課題 -
[a] 「殺人的な加速だ!」に関する解説文に名前が出てくる人物を、登場順にすべて挙げてください。
[b] 「殺人的な加速だ!」に関する解説文の最後の一文の後から、文章を書き継いでください。

元の文章 -
殺人的な加速だ!
さつじんてきなかそくだ
「殺人的な加速だ!」とは9話でトールギスに初搭乗し、その加速Gを体験したゼクス・マーキスが言い放った台詞。
同様に、「トールギスの欠点はパイロットが生身の人間である事だ」とも言い残している。
そもそもトールギス自体が開発当時の最先端技術で実現可能な最高性能を目指して設計されており、真価を発揮する際にパイロットにかかる負荷やその命を守る為の対策が全く考慮されていない「人間が搭乗する兵器」としては致命的な欠陥を抱えた機体なのである。
性能の為に安全性を切り捨てるという本来なら許されない設計になっているため、後世の技術者には羨望と揶揄を込めて「パイロットの安全を無視した贅沢な機体」と評された。
トールギスに装備されたスーパーバーニアは、本機において基本的な移動手段だが、あまりの加速性能故に、制止から一瞬にして15G以上(直線軌道)まで加速し、さらにそんなGに常に晒され、圧倒的な速度のまま(ジェット戦闘機を軽く超える戦闘機動を行うエアリーズを遥かに超える速度、エアリーズを軽く凌ぐ機動性のMDトーラスがMS形態でわずかな直線にて一瞬で8Gまで加速しているのでその速度がどれほど異常なのかが分かる)で直覚的、鋭角的な機動、大地に向かって超高速で突撃し激突寸前に予備動作なしで一瞬で制止などの行動で戦闘を可能としている。
それゆえにエアリーズを含むあらゆる戦力を寄せ付けなかった難攻不落のモガディジオ要塞のマルチロックも可能なノベンタ砲がトールギスのその余りの加速性能からなる桁違いの速度の機動ゆえに、ロックオン不可能になってしまったほど。
更にオプションとしてウイングゼロのウイングユニット(の発展前)を装備したトールギスFは極超音速機動が可能なウイングガンダムと同等の機動が可能なデスサイズ(ルーセット)の改良であるデスサイズヘルに勝るとも劣らないものになっており、より驚異的な機動性を持つ。
本機のテストパイロットであったオットーもまた、本機を操縦した際にその加速Gで重傷を負い、その後サンクキングダム制圧のために負傷した状態で基地へ特攻を仕掛けるが、撃墜の前にその加速Gで絶命している。
同様に、張五飛の妻である龍妹蘭が故郷のコロニーを守るためにトールギス始龍(L5コロニーで建造されたトールギスの再生産機)に搭乗した際、やはりスーパーバーニアの加速によるGに耐え切れずに負傷し死亡している。
このように、この台詞はトールギスを乗りこなすのが命がけであると端的に物語っていると言える。
しかし、ゼクスは物語が進むにつれて当初吐血や不整脈を引き起こすほど苦しんでいた加速Gに慣れていった挙句に自分の反応速度にトールギスが追いつかないと言い放ち、トレーズに至っては後継機のトールギスⅡ(性能はゼクスの乗っていたものと同一)を苦しむ素振りもなくエレガントに乗りこなしている。

表示情報 -
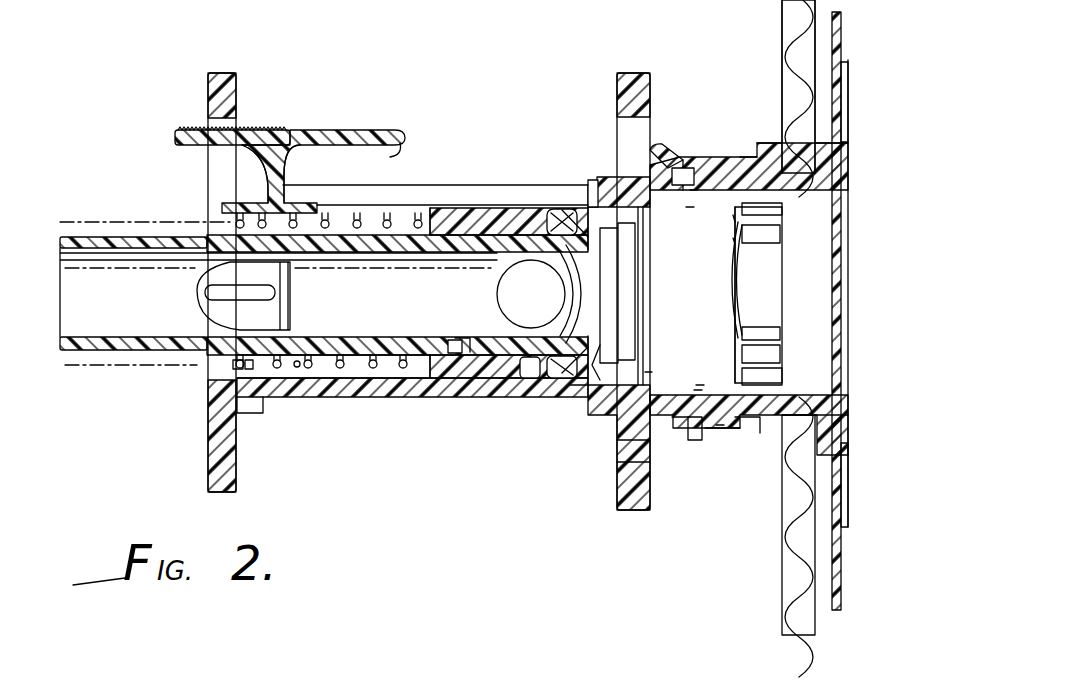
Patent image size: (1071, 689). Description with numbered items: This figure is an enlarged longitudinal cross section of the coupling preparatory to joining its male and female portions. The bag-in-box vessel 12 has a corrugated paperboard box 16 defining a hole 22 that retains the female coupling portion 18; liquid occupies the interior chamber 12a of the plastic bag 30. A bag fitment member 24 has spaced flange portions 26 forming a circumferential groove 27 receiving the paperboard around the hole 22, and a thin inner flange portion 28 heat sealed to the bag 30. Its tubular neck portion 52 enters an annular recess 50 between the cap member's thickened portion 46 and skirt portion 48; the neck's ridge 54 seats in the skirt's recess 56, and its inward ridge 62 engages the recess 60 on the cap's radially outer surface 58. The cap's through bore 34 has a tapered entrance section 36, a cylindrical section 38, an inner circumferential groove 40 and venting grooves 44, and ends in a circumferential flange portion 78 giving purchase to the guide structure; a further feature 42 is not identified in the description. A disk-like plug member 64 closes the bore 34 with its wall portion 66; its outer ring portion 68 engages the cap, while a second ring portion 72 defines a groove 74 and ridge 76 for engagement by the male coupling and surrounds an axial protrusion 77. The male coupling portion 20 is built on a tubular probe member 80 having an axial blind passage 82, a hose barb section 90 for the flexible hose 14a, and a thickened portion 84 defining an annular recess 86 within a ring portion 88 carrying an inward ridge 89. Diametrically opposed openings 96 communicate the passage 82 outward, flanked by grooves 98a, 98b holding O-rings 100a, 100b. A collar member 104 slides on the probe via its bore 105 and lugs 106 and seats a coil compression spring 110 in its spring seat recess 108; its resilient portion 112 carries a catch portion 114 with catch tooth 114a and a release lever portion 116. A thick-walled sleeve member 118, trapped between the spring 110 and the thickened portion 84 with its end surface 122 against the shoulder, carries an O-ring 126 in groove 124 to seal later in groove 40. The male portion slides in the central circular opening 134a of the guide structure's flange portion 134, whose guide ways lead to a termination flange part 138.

各課題の解答 -
[a] ゼクス・マーキス、オットー、張五飛、龍妹蘭、トレーズ

[b]
ロケット打ち上げ時の負荷が10G、ジェットコースターの最大速度で約5Gとされているため、その負荷の大きさがわかるだろうか。
またとある一命を賭した耐久実験では瞬間的に約39Gに達した時点で全身の毛細血管が破裂し、一時的な失明と瀕死の重傷をおったとされている。逆に言えば、十分な鍛錬を積んだ人間ならば、瞬間的に39G未満まであくまで瞬間的にではあるが、耐えられるということである。
尚、「最も大きい重力に耐えた人間」としてギネス記録を持つF1ドライバーのデビット・パーレイは、1977年のF1イギリスグランプリの予備予選でクラッシュし、179.8GものGを受け、両腕両足を粉砕骨折、頸部も骨折させ内臓も破裂、そして一時は心臓も停止するなどの瀕死の重傷を負いながらも医師達の懸命の救命活動により生還した。
ちなみに戦闘機パイロットなどの耐G訓練を受けた人間がスーツや座席の緩和機構無し(完全な生身)で失神せずに耐えられる限界は9Gとされ、訓練を積んでいない一般人では6Gで失神するとされている。
同様に加速Gで一般的なパイロットがダメージを負う機体はギャプランやガンダムMk-Ⅴ、ユニオンフラッグカスタム(『機動戦士ガンダム00』)、ガンダムケストレルなどガンダムシリーズに度々登場している。
ガンダムMk-Ⅴはパイロットの奥歯が砕け、フラッグカスタムは限界を超えた機動で吐血し、ケストレルは半年も乗り続けた結果パイロットが脳に障害を負っているものの、トールギスのように加速Gが原因でパイロットが死に至った機体はガンダムシリーズにおいてブルーディスティニーくらいである。宇宙世紀では更に後年になると慣性緩和機能を有するV2ガンダムなど、20Gの加速を許容するMSも存在する(ただしV2は長大な加速時間を要して許容限界のGに達するものであってトールギスのように制止から一瞬というわけではない)。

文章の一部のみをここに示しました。